● WHAT THE EXERCISE ASKS:
Transcribe every line, keeping it exact.

===== MATERIAL TO PROCESS

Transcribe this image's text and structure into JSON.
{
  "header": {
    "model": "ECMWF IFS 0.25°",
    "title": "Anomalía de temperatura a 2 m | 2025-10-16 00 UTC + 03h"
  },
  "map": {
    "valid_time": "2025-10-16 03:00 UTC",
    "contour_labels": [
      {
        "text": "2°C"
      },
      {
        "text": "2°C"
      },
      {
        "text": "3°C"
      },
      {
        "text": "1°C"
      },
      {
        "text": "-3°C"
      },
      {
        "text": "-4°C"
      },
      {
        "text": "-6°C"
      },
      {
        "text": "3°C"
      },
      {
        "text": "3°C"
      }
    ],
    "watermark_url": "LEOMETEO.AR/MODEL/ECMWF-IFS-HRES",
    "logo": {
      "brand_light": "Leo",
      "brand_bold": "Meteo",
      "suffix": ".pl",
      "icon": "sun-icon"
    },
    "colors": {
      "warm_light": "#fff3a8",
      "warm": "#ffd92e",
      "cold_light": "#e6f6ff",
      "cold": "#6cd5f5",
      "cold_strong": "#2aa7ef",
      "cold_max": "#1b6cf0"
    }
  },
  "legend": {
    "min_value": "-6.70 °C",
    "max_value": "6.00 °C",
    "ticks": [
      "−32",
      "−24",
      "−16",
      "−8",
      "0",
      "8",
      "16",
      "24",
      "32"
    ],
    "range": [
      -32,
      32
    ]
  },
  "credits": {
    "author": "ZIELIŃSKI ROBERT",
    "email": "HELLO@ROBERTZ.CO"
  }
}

==========

● WRITTEN RESPONSE:
Transcribe this image's text and structure into JSON.
{
  "header": {
    "model": "ECMWF IFS 0.25°",
    "title": "Anomalía de temperatura a 2 m | 2025-10-16 00 UTC + 03h"
  },
  "map": {
    "valid_time": "2025-10-16 03:00 UTC",
    "contour_labels": [
      {
        "text": "2°C"
      },
      {
        "text": "2°C"
      },
      {
        "text": "3°C"
      },
      {
        "text": "1°C"
      },
      {
        "text": "-3°C"
      },
      {
        "text": "-4°C"
      },
      {
        "text": "-6°C"
      },
      {
        "text": "3°C"
      },
      {
        "text": "3°C"
      }
    ],
    "watermark_url": "LEOMETEO.AR/MODEL/ECMWF-IFS-HRES",
    "logo": {
      "brand_light": "Leo",
      "brand_bold": "Meteo",
      "suffix": ".pl",
      "icon": "sun-icon"
    },
    "colors": {
      "warm_light": "#fff3a8",
      "warm": "#ffd92e",
      "cold_light": "#e6f6ff",
      "cold": "#6cd5f5",
      "cold_strong": "#2aa7ef",
      "cold_max": "#1b6cf0"
    }
  },
  "legend": {
    "min_value": "-6.70 °C",
    "max_value": "6.00 °C",
    "ticks": [
      "−32",
      "−24",
      "−16",
      "−8",
      "0",
      "8",
      "16",
      "24",
      "32"
    ],
    "range": [
      -32,
      32
    ]
  },
  "credits": {
    "author": "ZIELIŃSKI ROBERT",
    "email": "HELLO@ROBERTZ.CO"
  }
}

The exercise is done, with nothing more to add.